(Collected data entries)

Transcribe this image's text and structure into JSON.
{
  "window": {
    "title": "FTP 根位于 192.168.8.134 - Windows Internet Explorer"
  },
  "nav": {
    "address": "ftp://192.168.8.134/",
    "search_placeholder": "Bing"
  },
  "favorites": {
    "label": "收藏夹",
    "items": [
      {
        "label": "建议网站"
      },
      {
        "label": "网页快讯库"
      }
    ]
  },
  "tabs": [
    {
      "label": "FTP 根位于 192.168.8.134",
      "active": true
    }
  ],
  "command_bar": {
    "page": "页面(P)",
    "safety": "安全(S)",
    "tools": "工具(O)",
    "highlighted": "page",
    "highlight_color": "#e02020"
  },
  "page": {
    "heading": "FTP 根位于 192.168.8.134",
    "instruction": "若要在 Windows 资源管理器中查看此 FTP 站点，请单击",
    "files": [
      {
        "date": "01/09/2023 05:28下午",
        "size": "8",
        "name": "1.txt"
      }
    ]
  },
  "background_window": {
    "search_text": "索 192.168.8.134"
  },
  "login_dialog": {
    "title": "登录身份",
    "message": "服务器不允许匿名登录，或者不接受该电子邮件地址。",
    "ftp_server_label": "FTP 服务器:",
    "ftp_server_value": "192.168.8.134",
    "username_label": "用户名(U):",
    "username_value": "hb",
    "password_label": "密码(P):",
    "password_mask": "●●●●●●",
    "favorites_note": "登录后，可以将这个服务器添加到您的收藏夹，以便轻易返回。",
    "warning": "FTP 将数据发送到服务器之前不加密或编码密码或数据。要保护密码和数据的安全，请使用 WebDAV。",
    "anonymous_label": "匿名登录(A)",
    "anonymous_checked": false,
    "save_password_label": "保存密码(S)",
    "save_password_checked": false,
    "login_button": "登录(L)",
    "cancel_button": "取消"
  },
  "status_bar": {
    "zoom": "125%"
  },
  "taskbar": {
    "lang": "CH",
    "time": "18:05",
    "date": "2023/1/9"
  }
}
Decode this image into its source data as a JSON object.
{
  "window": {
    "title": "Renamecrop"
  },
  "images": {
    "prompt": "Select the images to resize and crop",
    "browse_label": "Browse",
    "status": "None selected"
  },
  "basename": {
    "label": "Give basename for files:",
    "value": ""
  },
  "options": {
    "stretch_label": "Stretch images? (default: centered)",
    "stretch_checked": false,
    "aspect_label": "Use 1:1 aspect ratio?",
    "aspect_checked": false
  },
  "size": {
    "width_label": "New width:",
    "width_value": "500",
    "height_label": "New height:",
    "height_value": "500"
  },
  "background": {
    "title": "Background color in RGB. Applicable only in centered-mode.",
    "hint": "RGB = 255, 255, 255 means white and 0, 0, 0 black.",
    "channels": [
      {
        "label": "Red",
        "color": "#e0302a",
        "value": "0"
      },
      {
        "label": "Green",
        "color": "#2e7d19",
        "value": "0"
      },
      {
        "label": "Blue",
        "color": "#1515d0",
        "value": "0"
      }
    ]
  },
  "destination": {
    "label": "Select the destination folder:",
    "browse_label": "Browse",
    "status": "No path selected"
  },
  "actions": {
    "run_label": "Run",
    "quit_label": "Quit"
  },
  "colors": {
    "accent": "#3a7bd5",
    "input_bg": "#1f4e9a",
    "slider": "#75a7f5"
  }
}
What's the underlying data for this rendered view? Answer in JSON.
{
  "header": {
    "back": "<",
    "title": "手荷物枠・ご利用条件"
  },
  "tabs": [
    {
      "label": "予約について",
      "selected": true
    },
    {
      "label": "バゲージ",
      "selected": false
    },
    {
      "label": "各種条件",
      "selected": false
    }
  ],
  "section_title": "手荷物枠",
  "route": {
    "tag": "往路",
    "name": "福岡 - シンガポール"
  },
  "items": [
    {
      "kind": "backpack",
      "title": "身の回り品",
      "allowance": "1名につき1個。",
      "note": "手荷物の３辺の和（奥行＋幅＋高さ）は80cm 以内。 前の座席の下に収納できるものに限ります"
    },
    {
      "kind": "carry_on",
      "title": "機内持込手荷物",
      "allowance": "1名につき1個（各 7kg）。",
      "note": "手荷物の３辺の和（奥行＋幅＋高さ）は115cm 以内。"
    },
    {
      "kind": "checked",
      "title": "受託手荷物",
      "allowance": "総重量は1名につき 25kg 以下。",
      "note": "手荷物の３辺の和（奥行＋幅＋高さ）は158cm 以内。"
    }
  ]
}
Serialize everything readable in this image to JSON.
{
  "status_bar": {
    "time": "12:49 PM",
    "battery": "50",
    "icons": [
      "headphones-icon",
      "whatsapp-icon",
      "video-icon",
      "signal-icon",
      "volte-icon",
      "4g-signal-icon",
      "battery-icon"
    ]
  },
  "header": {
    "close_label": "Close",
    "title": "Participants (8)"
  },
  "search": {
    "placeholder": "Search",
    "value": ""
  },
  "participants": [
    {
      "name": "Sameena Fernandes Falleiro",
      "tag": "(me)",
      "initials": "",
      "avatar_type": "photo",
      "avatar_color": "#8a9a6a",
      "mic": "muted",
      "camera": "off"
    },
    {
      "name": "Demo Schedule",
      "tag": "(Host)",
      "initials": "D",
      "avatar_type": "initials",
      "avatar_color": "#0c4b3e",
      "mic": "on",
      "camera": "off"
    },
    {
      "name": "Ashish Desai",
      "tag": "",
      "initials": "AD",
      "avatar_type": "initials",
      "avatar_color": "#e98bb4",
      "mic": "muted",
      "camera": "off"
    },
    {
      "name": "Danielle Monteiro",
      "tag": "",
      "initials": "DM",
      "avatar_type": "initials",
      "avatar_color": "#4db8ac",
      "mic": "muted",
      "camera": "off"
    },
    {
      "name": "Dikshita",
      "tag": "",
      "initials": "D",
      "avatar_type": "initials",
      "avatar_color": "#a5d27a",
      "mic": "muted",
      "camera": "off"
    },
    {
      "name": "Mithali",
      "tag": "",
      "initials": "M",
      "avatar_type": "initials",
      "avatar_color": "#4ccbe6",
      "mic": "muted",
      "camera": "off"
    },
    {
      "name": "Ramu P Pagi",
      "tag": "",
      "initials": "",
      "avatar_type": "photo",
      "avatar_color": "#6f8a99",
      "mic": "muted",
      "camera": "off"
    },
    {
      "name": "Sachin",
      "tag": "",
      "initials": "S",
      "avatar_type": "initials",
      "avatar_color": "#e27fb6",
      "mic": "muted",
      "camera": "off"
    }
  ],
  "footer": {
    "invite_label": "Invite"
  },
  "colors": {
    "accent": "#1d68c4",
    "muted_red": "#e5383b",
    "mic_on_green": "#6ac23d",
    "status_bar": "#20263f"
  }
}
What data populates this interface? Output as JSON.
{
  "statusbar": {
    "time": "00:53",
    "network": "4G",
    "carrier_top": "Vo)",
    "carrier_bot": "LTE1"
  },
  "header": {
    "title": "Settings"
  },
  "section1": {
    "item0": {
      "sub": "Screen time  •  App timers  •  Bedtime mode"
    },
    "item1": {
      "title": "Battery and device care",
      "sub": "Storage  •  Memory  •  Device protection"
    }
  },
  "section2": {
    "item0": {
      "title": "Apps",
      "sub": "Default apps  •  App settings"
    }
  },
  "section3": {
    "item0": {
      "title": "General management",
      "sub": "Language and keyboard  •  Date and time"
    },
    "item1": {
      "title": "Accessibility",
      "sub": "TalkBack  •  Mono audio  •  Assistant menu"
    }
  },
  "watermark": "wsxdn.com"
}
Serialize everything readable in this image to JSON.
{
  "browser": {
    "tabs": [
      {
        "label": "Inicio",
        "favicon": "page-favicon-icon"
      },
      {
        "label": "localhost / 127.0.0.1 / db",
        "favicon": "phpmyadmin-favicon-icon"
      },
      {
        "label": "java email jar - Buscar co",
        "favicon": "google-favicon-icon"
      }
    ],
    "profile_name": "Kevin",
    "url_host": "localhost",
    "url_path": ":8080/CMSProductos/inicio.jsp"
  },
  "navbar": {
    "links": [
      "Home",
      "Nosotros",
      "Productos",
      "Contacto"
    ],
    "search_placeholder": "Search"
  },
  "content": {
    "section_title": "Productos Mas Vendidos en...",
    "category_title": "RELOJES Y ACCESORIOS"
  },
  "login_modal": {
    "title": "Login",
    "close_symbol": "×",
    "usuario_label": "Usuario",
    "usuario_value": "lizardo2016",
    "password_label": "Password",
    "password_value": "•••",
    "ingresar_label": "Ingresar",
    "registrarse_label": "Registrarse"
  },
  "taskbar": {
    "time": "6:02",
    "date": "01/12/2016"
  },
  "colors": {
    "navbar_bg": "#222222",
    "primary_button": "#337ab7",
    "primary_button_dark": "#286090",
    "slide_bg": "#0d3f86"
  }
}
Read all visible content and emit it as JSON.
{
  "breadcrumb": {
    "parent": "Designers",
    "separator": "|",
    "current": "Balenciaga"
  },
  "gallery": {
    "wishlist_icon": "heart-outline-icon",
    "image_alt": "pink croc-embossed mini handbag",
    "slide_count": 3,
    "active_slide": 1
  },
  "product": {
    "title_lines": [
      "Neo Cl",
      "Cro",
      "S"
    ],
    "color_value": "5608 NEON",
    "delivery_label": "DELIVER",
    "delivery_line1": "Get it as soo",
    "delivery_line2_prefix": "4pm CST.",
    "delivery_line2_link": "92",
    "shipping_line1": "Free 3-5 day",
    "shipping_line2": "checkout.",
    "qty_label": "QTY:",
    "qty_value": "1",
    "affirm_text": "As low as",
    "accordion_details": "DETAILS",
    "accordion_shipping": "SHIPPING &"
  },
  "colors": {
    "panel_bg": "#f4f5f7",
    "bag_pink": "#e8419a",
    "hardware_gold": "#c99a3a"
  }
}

» **Task details**
Only the lines from the one holding "Read all visible content and emit it as JSON." through the end of the listing should be given again, exactly and with both ends included.

» **Output of the task**
Read all visible content and emit it as JSON.
{
  "breadcrumb": {
    "parent": "Designers",
    "separator": "|",
    "current": "Balenciaga"
  },
  "gallery": {
    "wishlist_icon": "heart-outline-icon",
    "image_alt": "pink croc-embossed mini handbag",
    "slide_count": 3,
    "active_slide": 1
  },
  "product": {
    "title_lines": [
      "Neo Cl",
      "Cro",
      "S"
    ],
    "color_value": "5608 NEON",
    "delivery_label": "DELIVER",
    "delivery_line1": "Get it as soo",
    "delivery_line2_prefix": "4pm CST.",
    "delivery_line2_link": "92",
    "shipping_line1": "Free 3-5 day",
    "shipping_line2": "checkout.",
    "qty_label": "QTY:",
    "qty_value": "1",
    "affirm_text": "As low as",
    "accordion_details": "DETAILS",
    "accordion_shipping": "SHIPPING &"
  },
  "colors": {
    "panel_bg": "#f4f5f7",
    "bag_pink": "#e8419a",
    "hardware_gold": "#c99a3a"
  }
}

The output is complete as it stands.